= Exercise prompt =
How many lines in these records hold the string "того"? State only that number.

++++ Provided data ++++

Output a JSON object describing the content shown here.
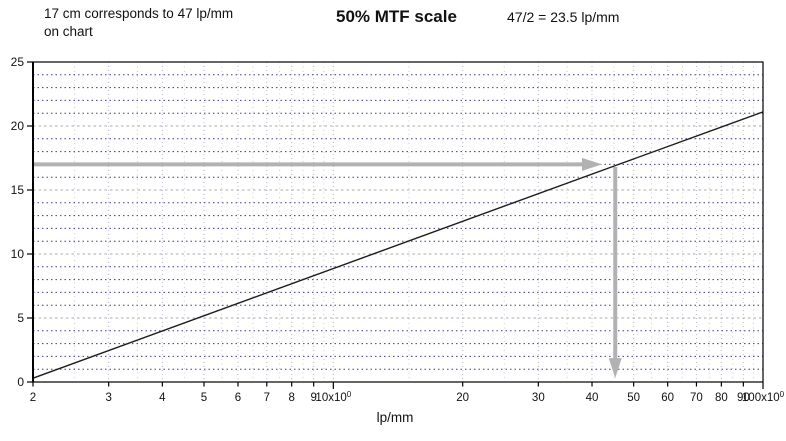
{
  "header": {
    "note_line1": "17 cm corresponds to 47 lp/mm",
    "note_line2": "on chart",
    "title": "50% MTF scale",
    "calculation": "47/2 = 23.5 lp/mm"
  },
  "chart_data": {
    "type": "line",
    "title": "50% MTF scale",
    "xlabel": "lp/mm",
    "ylabel": "",
    "x_scale": "log",
    "xlim": [
      2,
      100
    ],
    "ylim": [
      0,
      25
    ],
    "x_ticks": [
      {
        "v": 2,
        "label": "2"
      },
      {
        "v": 3,
        "label": "3"
      },
      {
        "v": 4,
        "label": "4"
      },
      {
        "v": 5,
        "label": "5"
      },
      {
        "v": 6,
        "label": "6"
      },
      {
        "v": 7,
        "label": "7"
      },
      {
        "v": 8,
        "label": "8"
      },
      {
        "v": 9,
        "label": "9"
      },
      {
        "v": 10,
        "label": "10x10^0"
      },
      {
        "v": 20,
        "label": "20"
      },
      {
        "v": 30,
        "label": "30"
      },
      {
        "v": 40,
        "label": "40"
      },
      {
        "v": 50,
        "label": "50"
      },
      {
        "v": 60,
        "label": "60"
      },
      {
        "v": 70,
        "label": "70"
      },
      {
        "v": 80,
        "label": "80"
      },
      {
        "v": 90,
        "label": "90"
      },
      {
        "v": 100,
        "label": "100x10^0"
      }
    ],
    "x_minor_gridlines": [
      2.5,
      3.5,
      4.5,
      5.5,
      6.5,
      7.5,
      8.5,
      9.5,
      15,
      25,
      35,
      45,
      55,
      65,
      75,
      85,
      95
    ],
    "y_ticks": [
      0,
      5,
      10,
      15,
      20,
      25
    ],
    "y_minor_grid_step": 1,
    "grid": true,
    "series": [
      {
        "name": "50% MTF scale line",
        "points": [
          [
            2,
            0.3
          ],
          [
            47,
            17.1
          ],
          [
            100,
            21.1
          ]
        ]
      }
    ],
    "key_point": {
      "x": 47,
      "y": 17
    },
    "arrows": [
      {
        "type": "horizontal",
        "y": 17,
        "x1": 2,
        "x2": 42.2
      },
      {
        "type": "vertical",
        "x": 45.3,
        "y1": 16.8,
        "y2": 0.3
      }
    ],
    "colors": {
      "axis": "#000000",
      "line": "#1c1c1c",
      "grid_minor_h": "#3f3f7d",
      "grid_major_h": "#a9a9a9",
      "grid_v": "#b8b8c6",
      "grid_v_minor": "#c9c9d6",
      "arrow": "#b2b2b2"
    }
  }
}
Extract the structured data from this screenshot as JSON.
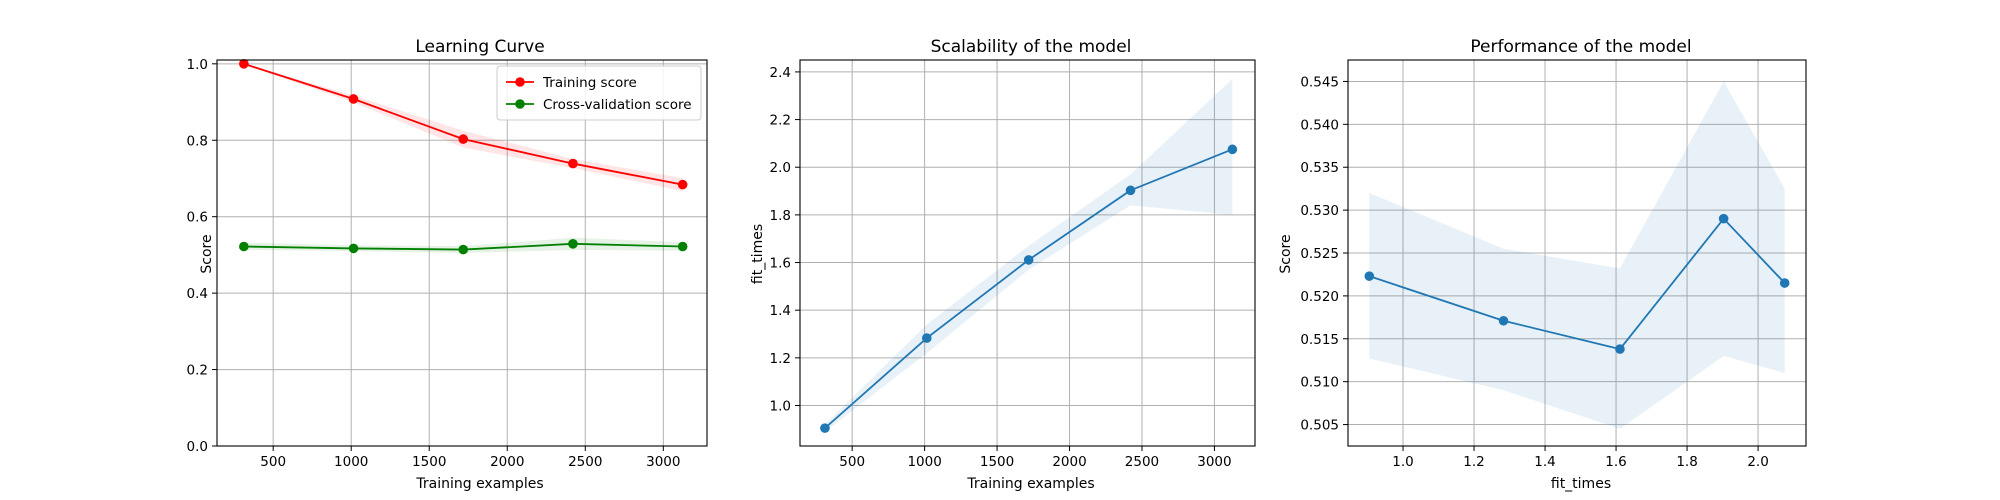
{
  "charts": [
    {
      "title": "Learning Curve",
      "xlabel": "Training examples",
      "ylabel": "Score"
    },
    {
      "title": "Scalability of the model",
      "xlabel": "Training examples",
      "ylabel": "fit_times"
    },
    {
      "title": "Performance of the model",
      "xlabel": "fit_times",
      "ylabel": "Score"
    }
  ],
  "chart_data": [
    {
      "type": "line",
      "title": "Learning Curve",
      "xlabel": "Training examples",
      "ylabel": "Score",
      "xlim": [
        140,
        3280
      ],
      "ylim": [
        0.0,
        1.01
      ],
      "xticks": [
        500,
        1000,
        1500,
        2000,
        2500,
        3000
      ],
      "yticks": [
        0.0,
        0.2,
        0.4,
        0.6,
        0.8,
        1.0
      ],
      "grid": true,
      "legend": "top-right",
      "x": [
        312,
        1015,
        1718,
        2421,
        3124
      ],
      "series": [
        {
          "name": "Training score",
          "color": "#ff0000",
          "values": [
            1.0,
            0.908,
            0.803,
            0.739,
            0.684
          ],
          "band_lower": [
            0.998,
            0.899,
            0.781,
            0.727,
            0.667
          ],
          "band_upper": [
            1.0,
            0.917,
            0.825,
            0.751,
            0.701
          ]
        },
        {
          "name": "Cross-validation score",
          "color": "#008000",
          "values": [
            0.522,
            0.517,
            0.514,
            0.529,
            0.522
          ],
          "band_lower": [
            0.513,
            0.51,
            0.505,
            0.513,
            0.511
          ],
          "band_upper": [
            0.532,
            0.525,
            0.523,
            0.545,
            0.533
          ]
        }
      ]
    },
    {
      "type": "line",
      "title": "Scalability of the model",
      "xlabel": "Training examples",
      "ylabel": "fit_times",
      "xlim": [
        140,
        3280
      ],
      "ylim": [
        0.83,
        2.45
      ],
      "xticks": [
        500,
        1000,
        1500,
        2000,
        2500,
        3000
      ],
      "yticks": [
        1.0,
        1.2,
        1.4,
        1.6,
        1.8,
        2.0,
        2.2,
        2.4
      ],
      "grid": true,
      "x": [
        312,
        1015,
        1718,
        2421,
        3124
      ],
      "series": [
        {
          "color": "#1f77b4",
          "values": [
            0.905,
            1.283,
            1.611,
            1.903,
            2.075
          ],
          "band_lower": [
            0.89,
            1.22,
            1.57,
            1.84,
            1.8
          ],
          "band_upper": [
            0.92,
            1.34,
            1.67,
            1.97,
            2.37
          ]
        }
      ]
    },
    {
      "type": "line",
      "title": "Performance of the model",
      "xlabel": "fit_times",
      "ylabel": "Score",
      "xlim": [
        0.845,
        2.135
      ],
      "ylim": [
        0.5025,
        0.5475
      ],
      "xticks": [
        1.0,
        1.2,
        1.4,
        1.6,
        1.8,
        2.0
      ],
      "yticks": [
        0.505,
        0.51,
        0.515,
        0.52,
        0.525,
        0.53,
        0.535,
        0.54,
        0.545
      ],
      "grid": true,
      "x": [
        0.905,
        1.283,
        1.611,
        1.903,
        2.075
      ],
      "series": [
        {
          "color": "#1f77b4",
          "values": [
            0.5223,
            0.5171,
            0.5138,
            0.529,
            0.5215
          ],
          "band_lower": [
            0.5127,
            0.509,
            0.5045,
            0.513,
            0.511
          ],
          "band_upper": [
            0.532,
            0.5255,
            0.5232,
            0.545,
            0.5325
          ]
        }
      ]
    }
  ]
}
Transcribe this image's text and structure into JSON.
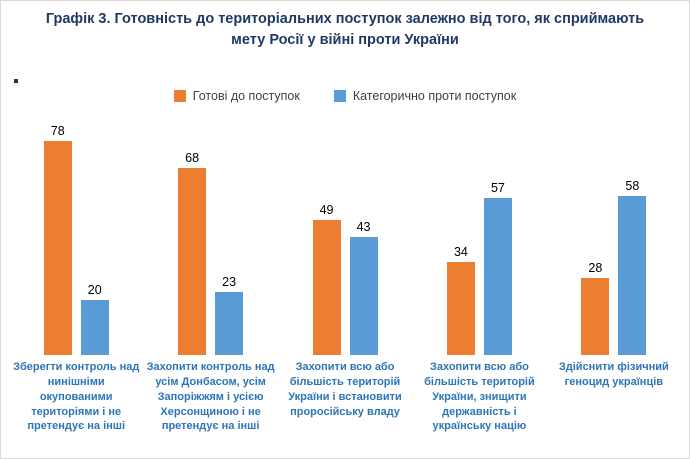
{
  "title": "Графік 3. Готовність до територіальних поступок залежно від того, як сприймають мету Росії у війні проти України",
  "chart_data": {
    "type": "bar",
    "title": "Графік 3. Готовність до територіальних поступок залежно від того, як сприймають мету Росії у війні проти України",
    "categories": [
      "Зберегти контроль над нинішніми окупованими територіями і не претендує на інші",
      "Захопити контроль над усім Донбасом, усім Запоріжжям і усією Херсонщиною і не претендує на інші",
      "Захопити всю або більшість територій України і встановити проросійську владу",
      "Захопити всю або більшість територій України, знищити державність і українську націю",
      "Здійснити фізичний геноцид українців"
    ],
    "series": [
      {
        "name": "Готові до поступок",
        "color": "#ED7D31",
        "values": [
          78,
          68,
          49,
          34,
          28
        ]
      },
      {
        "name": "Категорично проти поступок",
        "color": "#5B9BD5",
        "values": [
          20,
          23,
          43,
          57,
          58
        ]
      }
    ],
    "xlabel": "",
    "ylabel": "",
    "ylim": [
      0,
      80
    ],
    "grid": false,
    "legend_position": "top",
    "value_labels": true
  }
}
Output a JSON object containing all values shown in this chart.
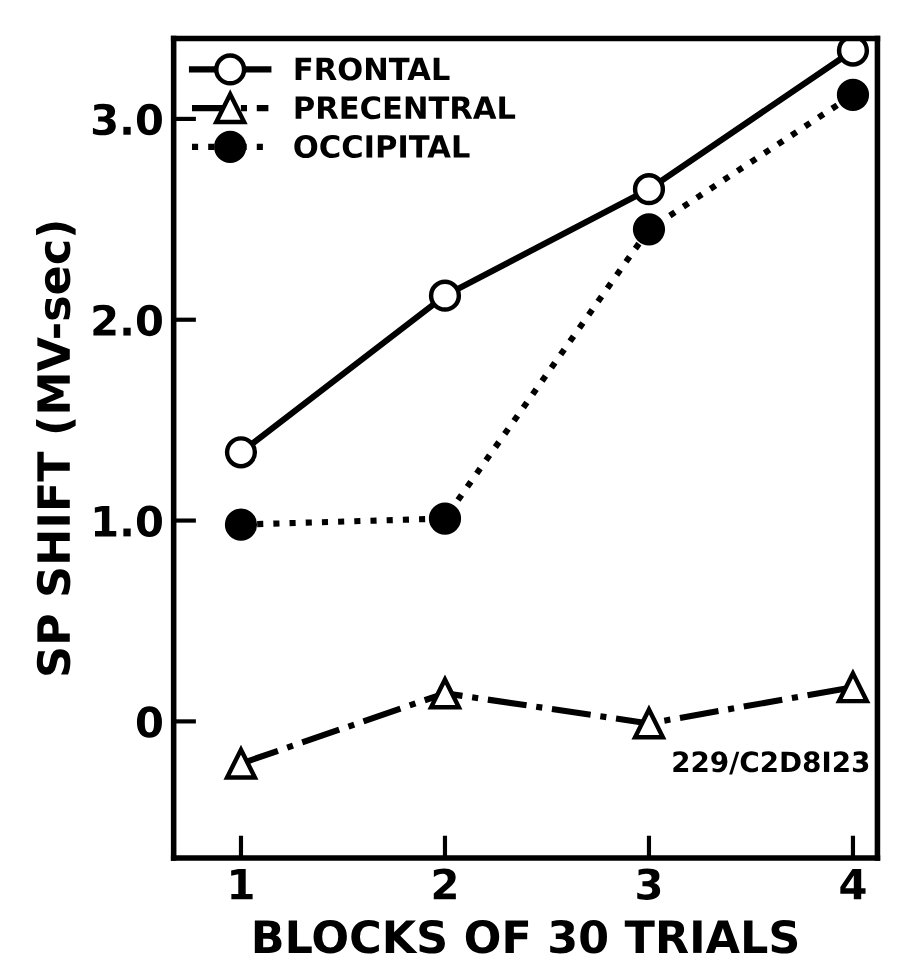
{
  "chart_data": {
    "type": "line",
    "xlabel": "BLOCKS OF 30 TRIALS",
    "ylabel": "SP SHIFT (MV-sec)",
    "x": [
      1,
      2,
      3,
      4
    ],
    "xlim": [
      0.67,
      4.12
    ],
    "xticks": [
      1,
      2,
      3,
      4
    ],
    "ylim": [
      -0.68,
      3.4
    ],
    "yticks": [
      0,
      {
        "value": 1,
        "label": "1.0"
      },
      {
        "value": 2,
        "label": "2.0"
      },
      {
        "value": 3,
        "label": "3.0"
      }
    ],
    "series": [
      {
        "name": "FRONTAL",
        "color": "#000000",
        "values": [
          1.34,
          2.12,
          2.65,
          3.34
        ],
        "marker": "circle",
        "line_style": "solid"
      },
      {
        "name": "PRECENTRAL",
        "color": "#000000",
        "values": [
          -0.21,
          0.14,
          -0.01,
          0.17
        ],
        "marker": "triangle",
        "line_style": "dashdot"
      },
      {
        "name": "OCCIPITAL",
        "color": "#000000",
        "values": [
          0.98,
          1.01,
          2.45,
          3.12
        ],
        "marker": "circle",
        "line_style": "dotted"
      }
    ],
    "legend": "top left",
    "grid": false,
    "annotations": [
      "229/C2D8I23"
    ]
  }
}
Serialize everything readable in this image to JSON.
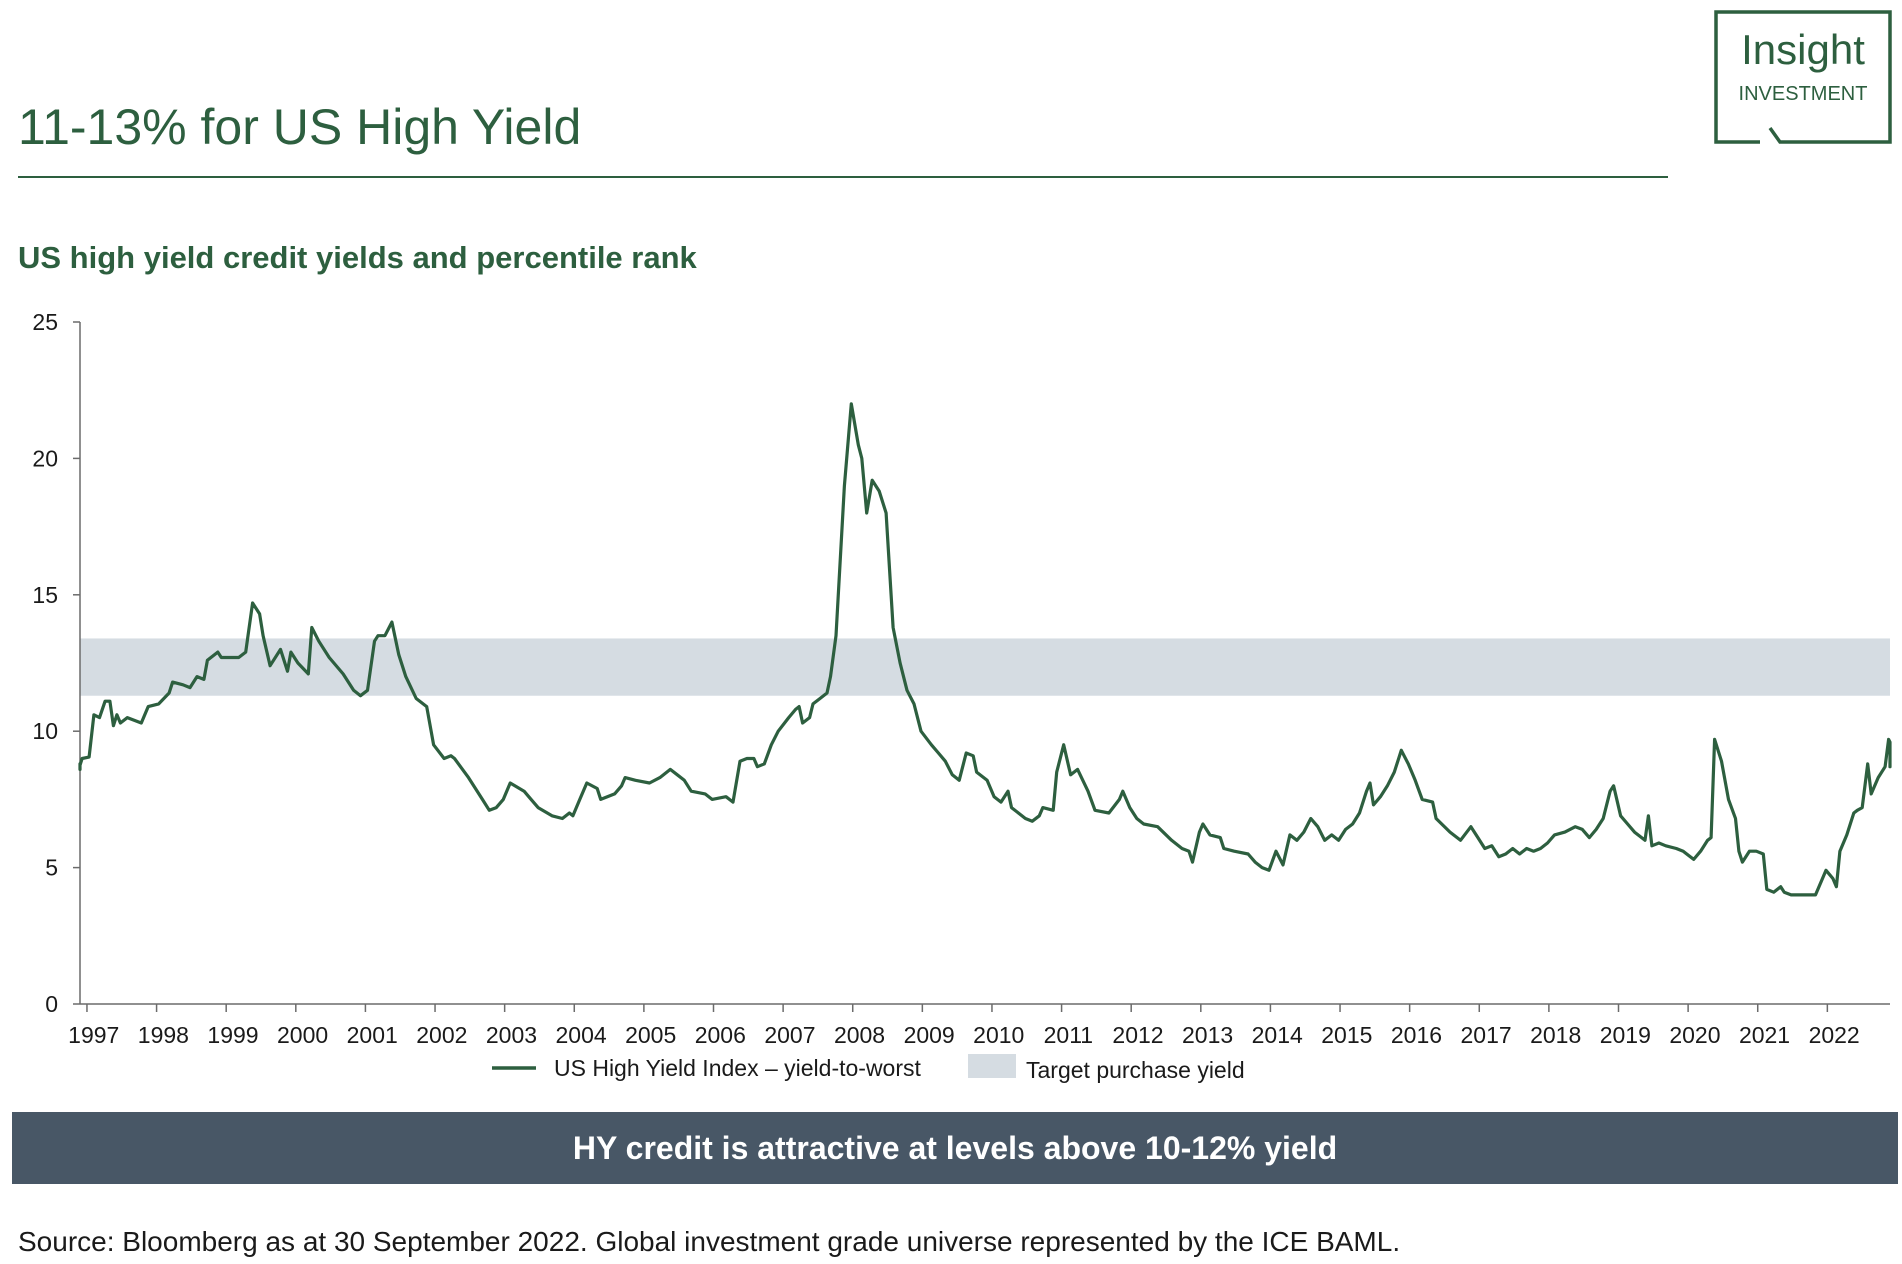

++++

= Written answer =
2